__TASK DESCRIPTION__.
Lines containing the string "image" are to be collected in full.

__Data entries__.

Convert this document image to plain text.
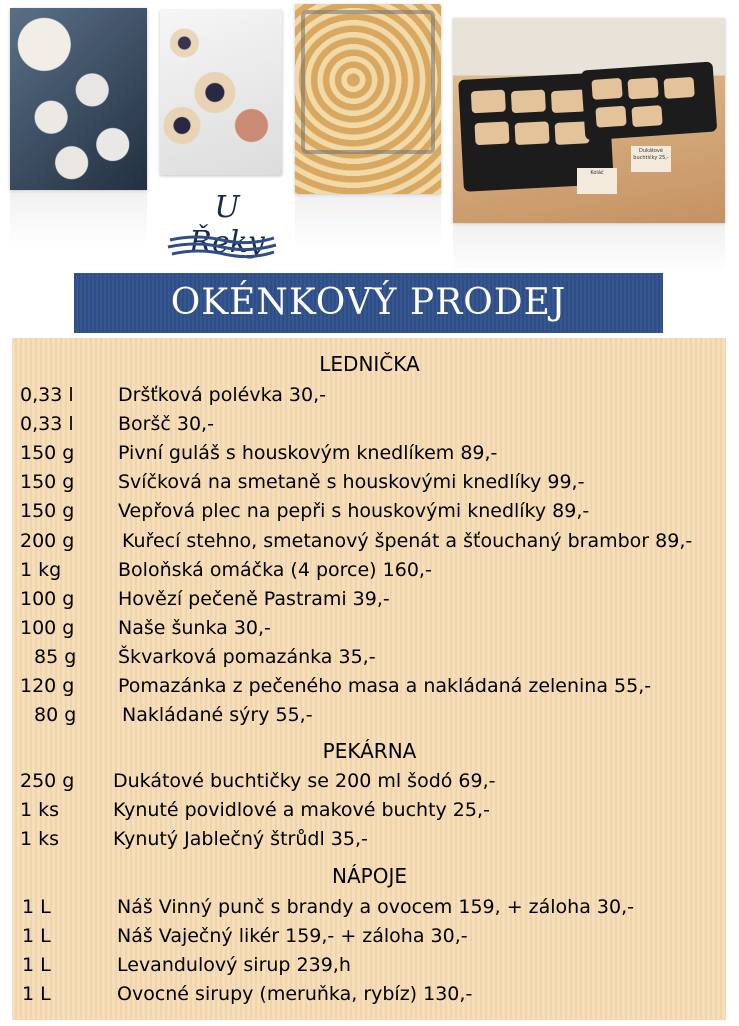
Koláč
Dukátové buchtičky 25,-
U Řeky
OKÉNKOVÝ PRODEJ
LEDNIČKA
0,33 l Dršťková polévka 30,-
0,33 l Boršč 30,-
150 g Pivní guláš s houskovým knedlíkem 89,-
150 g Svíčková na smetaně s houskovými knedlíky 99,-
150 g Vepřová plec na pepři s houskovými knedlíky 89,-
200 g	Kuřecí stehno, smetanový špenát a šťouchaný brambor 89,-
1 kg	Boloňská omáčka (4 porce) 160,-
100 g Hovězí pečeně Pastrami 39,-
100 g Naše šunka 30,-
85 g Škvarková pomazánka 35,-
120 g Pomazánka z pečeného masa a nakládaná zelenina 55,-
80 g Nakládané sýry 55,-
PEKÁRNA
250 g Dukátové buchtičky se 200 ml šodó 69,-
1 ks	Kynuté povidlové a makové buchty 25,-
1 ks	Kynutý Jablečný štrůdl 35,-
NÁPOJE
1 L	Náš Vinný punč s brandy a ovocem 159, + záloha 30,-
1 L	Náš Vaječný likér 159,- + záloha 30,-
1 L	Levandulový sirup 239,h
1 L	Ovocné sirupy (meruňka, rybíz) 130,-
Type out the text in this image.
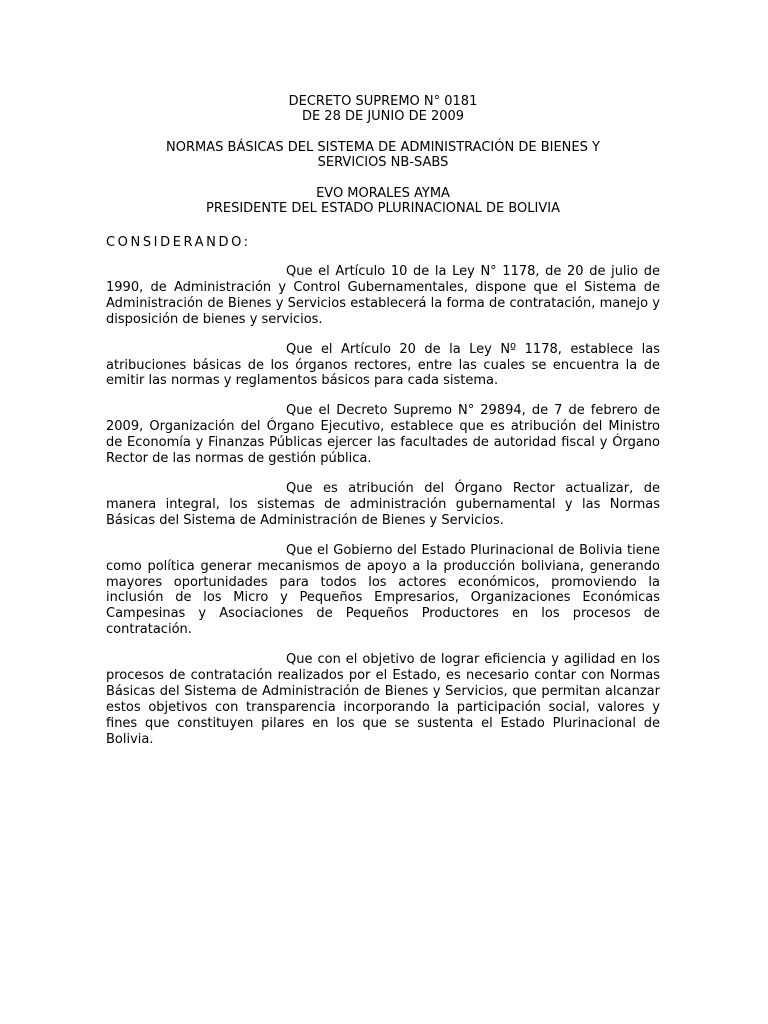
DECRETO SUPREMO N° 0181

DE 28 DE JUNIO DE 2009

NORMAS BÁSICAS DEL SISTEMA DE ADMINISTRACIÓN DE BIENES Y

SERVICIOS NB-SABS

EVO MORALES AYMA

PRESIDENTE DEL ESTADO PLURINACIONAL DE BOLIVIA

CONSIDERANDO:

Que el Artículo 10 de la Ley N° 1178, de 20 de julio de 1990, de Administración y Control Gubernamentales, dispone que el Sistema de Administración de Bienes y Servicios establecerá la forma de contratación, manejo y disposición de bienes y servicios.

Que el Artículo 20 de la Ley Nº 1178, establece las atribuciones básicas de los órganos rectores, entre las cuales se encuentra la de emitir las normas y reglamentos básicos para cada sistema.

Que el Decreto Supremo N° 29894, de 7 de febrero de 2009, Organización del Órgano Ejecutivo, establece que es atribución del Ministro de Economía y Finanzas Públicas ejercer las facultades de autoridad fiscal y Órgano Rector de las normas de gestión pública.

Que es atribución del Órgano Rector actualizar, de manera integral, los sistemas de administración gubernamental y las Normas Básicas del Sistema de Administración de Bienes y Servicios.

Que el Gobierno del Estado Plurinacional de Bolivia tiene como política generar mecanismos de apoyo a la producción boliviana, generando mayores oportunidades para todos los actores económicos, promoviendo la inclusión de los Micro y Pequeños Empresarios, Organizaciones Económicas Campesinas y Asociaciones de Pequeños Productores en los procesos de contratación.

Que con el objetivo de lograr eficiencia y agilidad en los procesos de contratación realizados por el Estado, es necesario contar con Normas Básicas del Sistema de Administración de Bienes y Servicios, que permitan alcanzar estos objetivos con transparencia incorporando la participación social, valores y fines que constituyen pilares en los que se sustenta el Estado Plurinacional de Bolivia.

* * *

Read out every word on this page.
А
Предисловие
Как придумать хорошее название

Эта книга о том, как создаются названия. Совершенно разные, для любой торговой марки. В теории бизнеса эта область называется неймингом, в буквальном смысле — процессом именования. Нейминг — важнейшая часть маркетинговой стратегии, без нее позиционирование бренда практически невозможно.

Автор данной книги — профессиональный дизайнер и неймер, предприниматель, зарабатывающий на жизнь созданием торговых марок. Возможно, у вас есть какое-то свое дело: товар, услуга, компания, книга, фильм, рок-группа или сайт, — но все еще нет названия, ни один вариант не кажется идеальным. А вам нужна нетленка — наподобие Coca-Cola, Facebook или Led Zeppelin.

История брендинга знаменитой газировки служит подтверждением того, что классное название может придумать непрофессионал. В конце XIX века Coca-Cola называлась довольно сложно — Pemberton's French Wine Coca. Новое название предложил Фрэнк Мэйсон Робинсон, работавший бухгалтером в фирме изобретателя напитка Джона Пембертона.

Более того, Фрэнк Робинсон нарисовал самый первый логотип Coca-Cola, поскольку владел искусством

__CORRECT RESULT__.
Convert this document image to plain text.
Type out the text in this image.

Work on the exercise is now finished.